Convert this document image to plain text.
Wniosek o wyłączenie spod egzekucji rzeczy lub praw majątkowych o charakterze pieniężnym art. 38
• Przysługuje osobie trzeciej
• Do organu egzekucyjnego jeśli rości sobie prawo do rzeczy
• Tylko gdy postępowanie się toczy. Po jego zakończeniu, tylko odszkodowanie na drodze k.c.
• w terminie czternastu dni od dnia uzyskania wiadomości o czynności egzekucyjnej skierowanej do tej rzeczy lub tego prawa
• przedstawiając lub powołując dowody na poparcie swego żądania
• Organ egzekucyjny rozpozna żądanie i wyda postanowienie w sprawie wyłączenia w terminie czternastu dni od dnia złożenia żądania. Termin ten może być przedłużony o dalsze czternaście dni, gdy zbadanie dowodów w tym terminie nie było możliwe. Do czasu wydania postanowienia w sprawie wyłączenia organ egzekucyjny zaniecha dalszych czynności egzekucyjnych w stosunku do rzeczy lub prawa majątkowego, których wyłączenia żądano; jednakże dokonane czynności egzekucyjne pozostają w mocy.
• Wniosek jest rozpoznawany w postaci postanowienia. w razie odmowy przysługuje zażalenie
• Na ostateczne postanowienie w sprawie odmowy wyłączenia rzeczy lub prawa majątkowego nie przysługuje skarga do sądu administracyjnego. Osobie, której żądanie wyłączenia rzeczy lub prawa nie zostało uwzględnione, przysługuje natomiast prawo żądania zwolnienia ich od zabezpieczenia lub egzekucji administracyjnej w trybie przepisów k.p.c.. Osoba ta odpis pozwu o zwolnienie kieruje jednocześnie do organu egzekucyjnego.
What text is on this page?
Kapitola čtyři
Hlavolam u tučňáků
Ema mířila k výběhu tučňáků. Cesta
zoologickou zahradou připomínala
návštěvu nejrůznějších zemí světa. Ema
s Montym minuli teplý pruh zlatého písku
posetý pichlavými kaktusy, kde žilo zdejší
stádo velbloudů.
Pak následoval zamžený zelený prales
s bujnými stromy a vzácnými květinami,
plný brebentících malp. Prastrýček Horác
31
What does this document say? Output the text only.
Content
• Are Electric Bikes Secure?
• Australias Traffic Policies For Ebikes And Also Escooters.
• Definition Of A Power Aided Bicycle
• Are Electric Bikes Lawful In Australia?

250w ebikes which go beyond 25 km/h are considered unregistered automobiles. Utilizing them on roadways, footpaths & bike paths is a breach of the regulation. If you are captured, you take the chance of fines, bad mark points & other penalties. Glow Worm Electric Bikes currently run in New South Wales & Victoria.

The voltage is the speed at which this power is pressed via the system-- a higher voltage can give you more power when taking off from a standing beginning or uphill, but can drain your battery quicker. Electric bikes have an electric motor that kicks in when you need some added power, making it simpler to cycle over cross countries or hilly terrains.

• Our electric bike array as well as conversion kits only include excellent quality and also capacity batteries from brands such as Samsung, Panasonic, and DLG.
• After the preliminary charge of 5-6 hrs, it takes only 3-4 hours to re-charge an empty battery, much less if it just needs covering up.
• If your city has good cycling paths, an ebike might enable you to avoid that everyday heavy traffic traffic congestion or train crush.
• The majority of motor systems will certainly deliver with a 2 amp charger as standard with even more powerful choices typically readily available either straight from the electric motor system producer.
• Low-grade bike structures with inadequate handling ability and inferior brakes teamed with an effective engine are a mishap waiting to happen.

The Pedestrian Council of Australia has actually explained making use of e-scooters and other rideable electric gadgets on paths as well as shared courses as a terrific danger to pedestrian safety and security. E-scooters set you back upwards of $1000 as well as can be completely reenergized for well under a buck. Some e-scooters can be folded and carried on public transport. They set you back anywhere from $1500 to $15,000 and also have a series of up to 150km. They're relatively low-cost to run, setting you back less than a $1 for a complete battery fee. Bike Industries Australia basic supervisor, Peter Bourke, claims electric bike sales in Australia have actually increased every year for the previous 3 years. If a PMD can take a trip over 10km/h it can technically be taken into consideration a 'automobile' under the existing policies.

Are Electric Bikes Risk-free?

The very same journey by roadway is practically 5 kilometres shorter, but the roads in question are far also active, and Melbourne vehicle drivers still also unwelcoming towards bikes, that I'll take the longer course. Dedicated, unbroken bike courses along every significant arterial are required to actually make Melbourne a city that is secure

□ □ □ □ □

## WHAT IS ASKED
Using the data above, reproduce every line exactly.

## RIGHT ANSWER
Convert this document image to plain text.
Wniosek o wyłączenie spod egzekucji rzeczy lub praw majątkowych o charakterze pieniężnym art. 38
• Przysługuje osobie trzeciej
• Do organu egzekucyjnego jeśli rości sobie prawo do rzeczy
• Tylko gdy postępowanie się toczy. Po jego zakończeniu, tylko odszkodowanie na drodze k.c.
• w terminie czternastu dni od dnia uzyskania wiadomości o czynności egzekucyjnej skierowanej do tej rzeczy lub tego prawa
• przedstawiając lub powołując dowody na poparcie swego żądania
• Organ egzekucyjny rozpozna żądanie i wyda postanowienie w sprawie wyłączenia w terminie czternastu dni od dnia złożenia żądania. Termin ten może być przedłużony o dalsze czternaście dni, gdy zbadanie dowodów w tym terminie nie było możliwe. Do czasu wydania postanowienia w sprawie wyłączenia organ egzekucyjny zaniecha dalszych czynności egzekucyjnych w stosunku do rzeczy lub prawa majątkowego, których wyłączenia żądano; jednakże dokonane czynności egzekucyjne pozostają w mocy.
• Wniosek jest rozpoznawany w postaci postanowienia. w razie odmowy przysługuje zażalenie
• Na ostateczne postanowienie w sprawie odmowy wyłączenia rzeczy lub prawa majątkowego nie przysługuje skarga do sądu administracyjnego. Osobie, której żądanie wyłączenia rzeczy lub prawa nie zostało uwzględnione, przysługuje natomiast prawo żądania zwolnienia ich od zabezpieczenia lub egzekucji administracyjnej w trybie przepisów k.p.c.. Osoba ta odpis pozwu o zwolnienie kieruje jednocześnie do organu egzekucyjnego.
What text is on this page?
Kapitola čtyři
Hlavolam u tučňáků
Ema mířila k výběhu tučňáků. Cesta
zoologickou zahradou připomínala
návštěvu nejrůznějších zemí světa. Ema
s Montym minuli teplý pruh zlatého písku
posetý pichlavými kaktusy, kde žilo zdejší
stádo velbloudů.
Pak následoval zamžený zelený prales
s bujnými stromy a vzácnými květinami,
plný brebentících malp. Prastrýček Horác
31
What does this document say? Output the text only.
Content
• Are Electric Bikes Secure?
• Australias Traffic Policies For Ebikes And Also Escooters.
• Definition Of A Power Aided Bicycle
• Are Electric Bikes Lawful In Australia?

250w ebikes which go beyond 25 km/h are considered unregistered automobiles. Utilizing them on roadways, footpaths & bike paths is a breach of the regulation. If you are captured, you take the chance of fines, bad mark points & other penalties. Glow Worm Electric Bikes currently run in New South Wales & Victoria.

The voltage is the speed at which this power is pressed via the system-- a higher voltage can give you more power when taking off from a standing beginning or uphill, but can drain your battery quicker. Electric bikes have an electric motor that kicks in when you need some added power, making it simpler to cycle over cross countries or hilly terrains.

• Our electric bike array as well as conversion kits only include excellent quality and also capacity batteries from brands such as Samsung, Panasonic, and DLG.
• After the preliminary charge of 5-6 hrs, it takes only 3-4 hours to re-charge an empty battery, much less if it just needs covering up.
• If your city has good cycling paths, an ebike might enable you to avoid that everyday heavy traffic traffic congestion or train crush.
• The majority of motor systems will certainly deliver with a 2 amp charger as standard with even more powerful choices typically readily available either straight from the electric motor system producer.
• Low-grade bike structures with inadequate handling ability and inferior brakes teamed with an effective engine are a mishap waiting to happen.

The Pedestrian Council of Australia has actually explained making use of e-scooters and other rideable electric gadgets on paths as well as shared courses as a terrific danger to pedestrian safety and security. E-scooters set you back upwards of $1000 as well as can be completely reenergized for well under a buck. Some e-scooters can be folded and carried on public transport. They set you back anywhere from $1500 to $15,000 and also have a series of up to 150km. They're relatively low-cost to run, setting you back less than a $1 for a complete battery fee. Bike Industries Australia basic supervisor, Peter Bourke, claims electric bike sales in Australia have actually increased every year for the previous 3 years. If a PMD can take a trip over 10km/h it can technically be taken into consideration a 'automobile' under the existing policies.

Are Electric Bikes Risk-free?

The very same journey by roadway is practically 5 kilometres shorter, but the roads in question are far also active, and Melbourne vehicle drivers still also unwelcoming towards bikes, that I'll take the longer course. Dedicated, unbroken bike courses along every significant arterial are required to actually make Melbourne a city that is secure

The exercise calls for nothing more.